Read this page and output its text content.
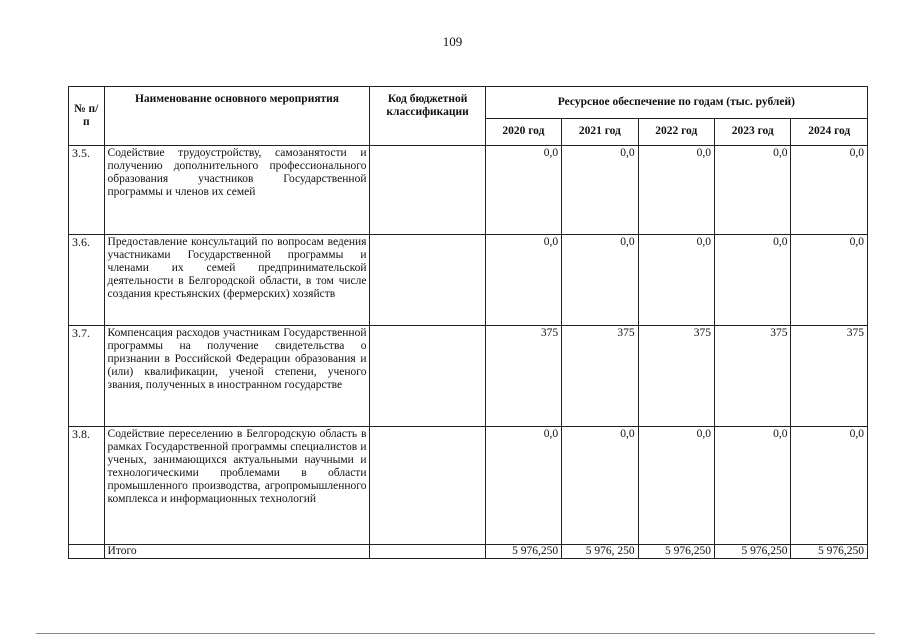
109
№ п/п	Наименование основного мероприятия	Код бюджетной классификации	Ресурсное обеспечение по годам (тыс. рублей)				
			2020 год	2021 год	2022 год	2023 год	2024 год
3.5.	Содействие трудоустройству, самозанятости и получению дополнительного профессионального образования участников Государственной программы и членов их семей		0,0	0,0	0,0	0,0	0,0
3.6.	Предоставление консультаций по вопросам ведения участниками Государственной программы и членами их семей предпринимательской деятельности в Белгородской области, в том числе создания крестьянских (фермерских) хозяйств		0,0	0,0	0,0	0,0	0,0
3.7.	Компенсация расходов участникам Государственной программы на получение свидетельства о признании в Российской Федерации образования и (или) квалификации, ученой степени, ученого звания, полученных в иностранном государстве		375	375	375	375	375
3.8.	Содействие переселению в Белгородскую область в рамках Государственной программы специалистов и ученых, занимающихся актуальными научными и технологическими проблемами в области промышленного производства, агропромышленного комплекса и информационных технологий		0,0	0,0	0,0	0,0	0,0
	Итого		5 976,250	5 976, 250	5 976,250	5 976,250	5 976,250
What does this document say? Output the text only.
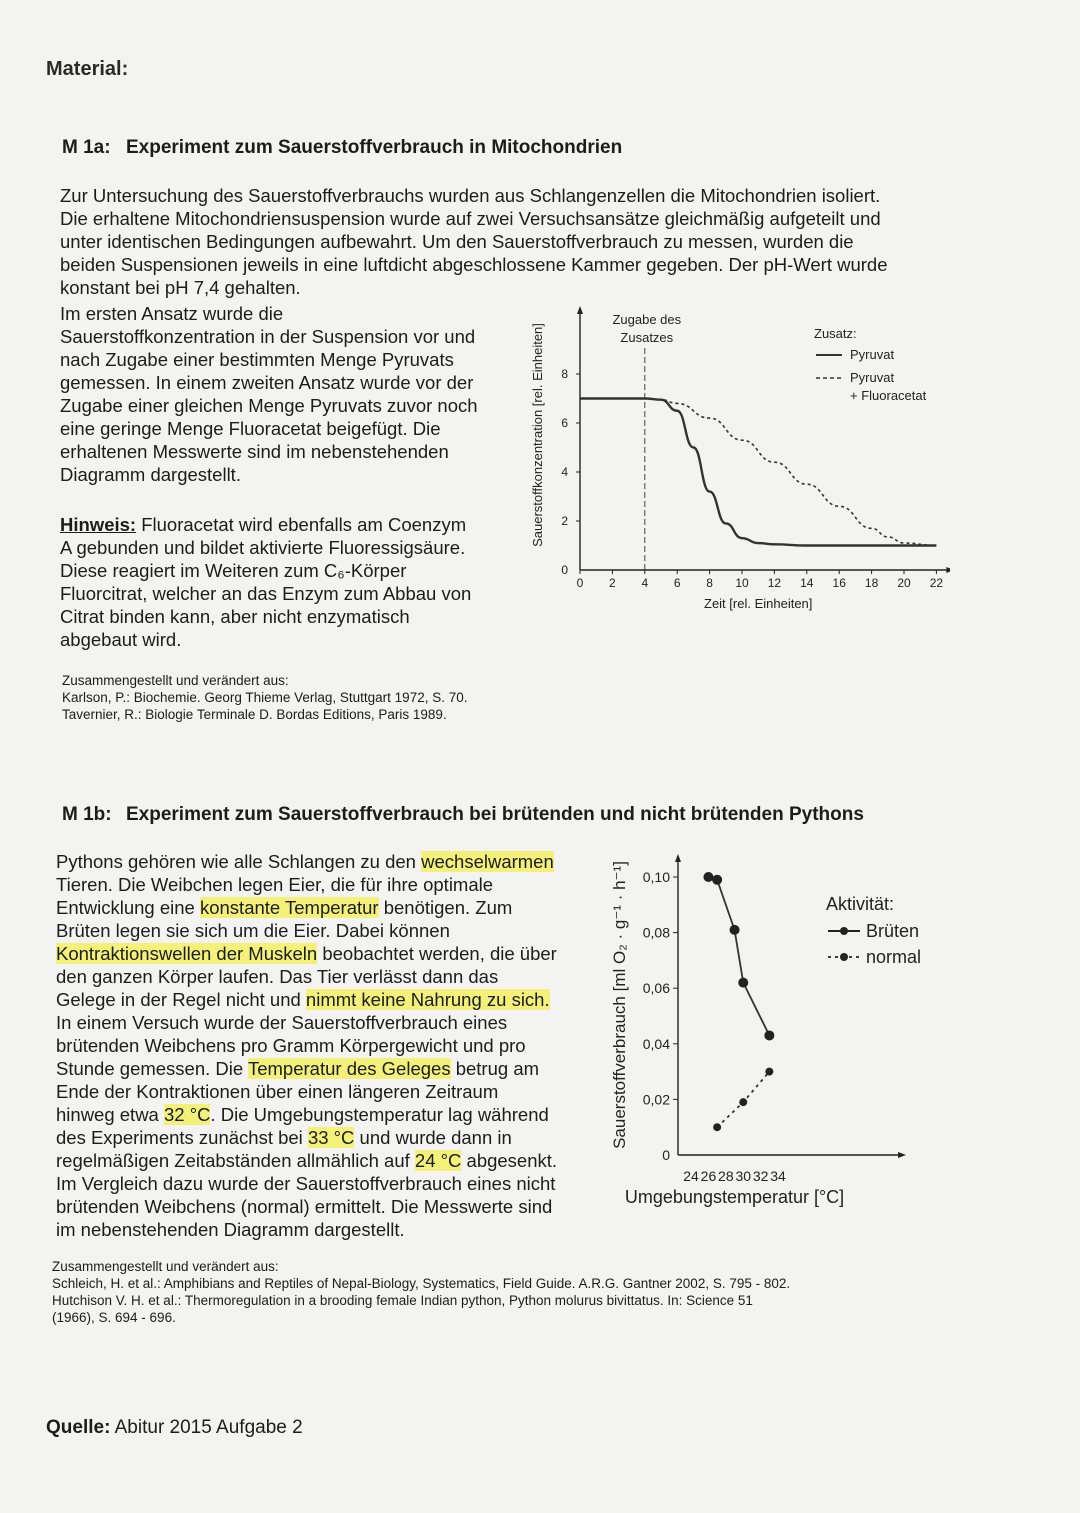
Material:
M 1a: Experiment zum Sauerstoffverbrauch in Mitochondrien

Zur Untersuchung des Sauerstoffverbrauchs wurden aus Schlangenzellen die Mitochondrien isoliert.

Die erhaltene Mitochondriensuspension wurde auf zwei Versuchsansätze gleichmäßig aufgeteilt und

unter identischen Bedingungen aufbewahrt. Um den Sauerstoffverbrauch zu messen, wurden die

beiden Suspensionen jeweils in eine luftdicht abgeschlossene Kammer gegeben. Der pH-Wert wurde

konstant bei pH 7,4 gehalten.

Im ersten Ansatz wurde die

Sauerstoffkonzentration in der Suspension vor und

nach Zugabe einer bestimmten Menge Pyruvats

gemessen. In einem zweiten Ansatz wurde vor der

Zugabe einer gleichen Menge Pyruvats zuvor noch

eine geringe Menge Fluoracetat beigefügt. Die

erhaltenen Messwerte sind im nebenstehenden

Diagramm dargestellt.

Hinweis: Fluoracetat wird ebenfalls am Coenzym

A gebunden und bildet aktivierte Fluoressigsäure.

Diese reagiert im Weiteren zum C₆-Körper

Fluorcitrat, welcher an das Enzym zum Abbau von

Citrat binden kann, aber nicht enzymatisch

abgebaut wird.

Zusammengestellt und verändert aus:

Karlson, P.: Biochemie. Georg Thieme Verlag, Stuttgart 1972, S. 70.

Tavernier, R.: Biologie Terminale D. Bordas Editions, Paris 1989.

0 2 4 6 8 10 12 14 16 18 20 22
0
2
4
6
8
Zeit [rel. Einheiten]
Sauerstoffkonzentration [rel. Einheiten]
Zugabe des
Zusatzes	Zusatz:
Pyruvat
Pyruvat
+ Fluoracetat
M 1b: Experiment zum Sauerstoffverbrauch bei brütenden und nicht brütenden Pythons

Pythons gehören wie alle Schlangen zu den wechselwarmen

Tieren. Die Weibchen legen Eier, die für ihre optimale

Entwicklung eine konstante Temperatur benötigen. Zum

Brüten legen sie sich um die Eier. Dabei können

Kontraktionswellen der Muskeln beobachtet werden, die über

den ganzen Körper laufen. Das Tier verlässt dann das

Gelege in der Regel nicht und nimmt keine Nahrung zu sich.

In einem Versuch wurde der Sauerstoffverbrauch eines

brütenden Weibchens pro Gramm Körpergewicht und pro

Stunde gemessen. Die Temperatur des Geleges betrug am

Ende der Kontraktionen über einen längeren Zeitraum

hinweg etwa 32 °C. Die Umgebungstemperatur lag während

des Experiments zunächst bei 33 °C und wurde dann in

regelmäßigen Zeitabständen allmählich auf 24 °C abgesenkt.

Im Vergleich dazu wurde der Sauerstoffverbrauch eines nicht

brütenden Weibchens (normal) ermittelt. Die Messwerte sind

im nebenstehenden Diagramm dargestellt.

Zusammengestellt und verändert aus:

Schleich, H. et al.: Amphibians and Reptiles of Nepal-Biology, Systematics, Field Guide. A.R.G. Gantner 2002, S. 795 - 802.

Hutchison V. H. et al.: Thermoregulation in a brooding female Indian python, Python molurus bivittatus. In: Science 51

(1966), S. 694 - 696.

24 26 28 30 32 34
0
0,02
0,04
0,06
0,08
0,10
Umgebungstemperatur [°C]
Sauerstoffverbrauch [ml O₂ · g⁻¹ · h⁻¹]	Aktivität:
Brüten
normal
Quelle: Abitur 2015 Aufgabe 2
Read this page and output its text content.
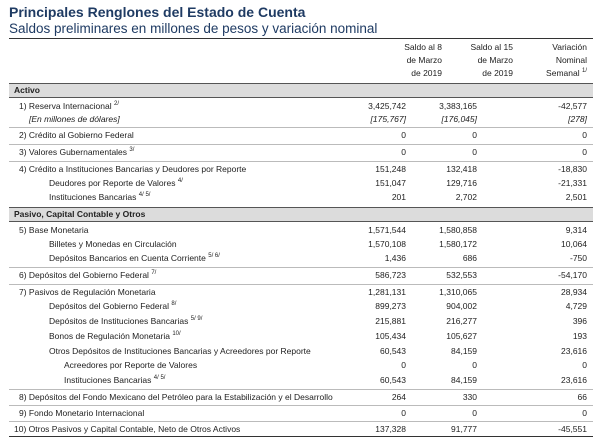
Principales Renglones del Estado de Cuenta
Saldos preliminares en millones de pesos y variación nominal
Saldo al 8
de Marzo
de 2019
Saldo al 15
de Marzo
de 2019
Variación
Nominal
Semanal $^{1/}$
Activo
1) Reserva Internacional $^{2/}$	3,425,742	3,383,165	-42,577
[En millones de dólares]	[175,767]	[176,045]	[278]
2) Crédito al Gobierno Federal	0	0	0
3) Valores Gubernamentales $^{3/}$	0	0	0
4) Crédito a Instituciones Bancarias y Deudores por Reporte	151,248	132,418	-18,830
Deudores por Reporte de Valores $^{4/}$	151,047	129,716	-21,331
Instituciones Bancarias $^{4/ 5/}$	201	2,702	2,501
Pasivo, Capital Contable y Otros
5) Base Monetaria	1,571,544	1,580,858	9,314
Billetes y Monedas en Circulación	1,570,108	1,580,172	10,064
Depósitos Bancarios en Cuenta Corriente $^{5/ 6/}$	1,436	686	-750
6) Depósitos del Gobierno Federal $^{7/}$	586,723	532,553	-54,170
7) Pasivos de Regulación Monetaria	1,281,131	1,310,065	28,934
Depósitos del Gobierno Federal $^{8/}$	899,273	904,002	4,729
Depósitos de Instituciones Bancarias $^{5/ 9/}$	215,881	216,277	396
Bonos de Regulación Monetaria $^{10/}$	105,434	105,627	193
Otros Depósitos de Instituciones Bancarias y Acreedores por Reporte	60,543	84,159	23,616
Acreedores por Reporte de Valores	0	0	0
Instituciones Bancarias $^{4/ 5/}$	60,543	84,159	23,616
8) Depósitos del Fondo Mexicano del Petróleo para la Estabilización y el Desarrollo	264	330	66
9) Fondo Monetario Internacional	0	0	0
10) Otros Pasivos y Capital Contable, Neto de Otros Activos	137,328	91,777	-45,551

### WRITTEN REQUEST
Copy all lines above containing the string "einem".

### RESPONSE
gemessen. In einem zweiten Ansatz wurde vor der
In einem Versuch wurde der Sauerstoffverbrauch eines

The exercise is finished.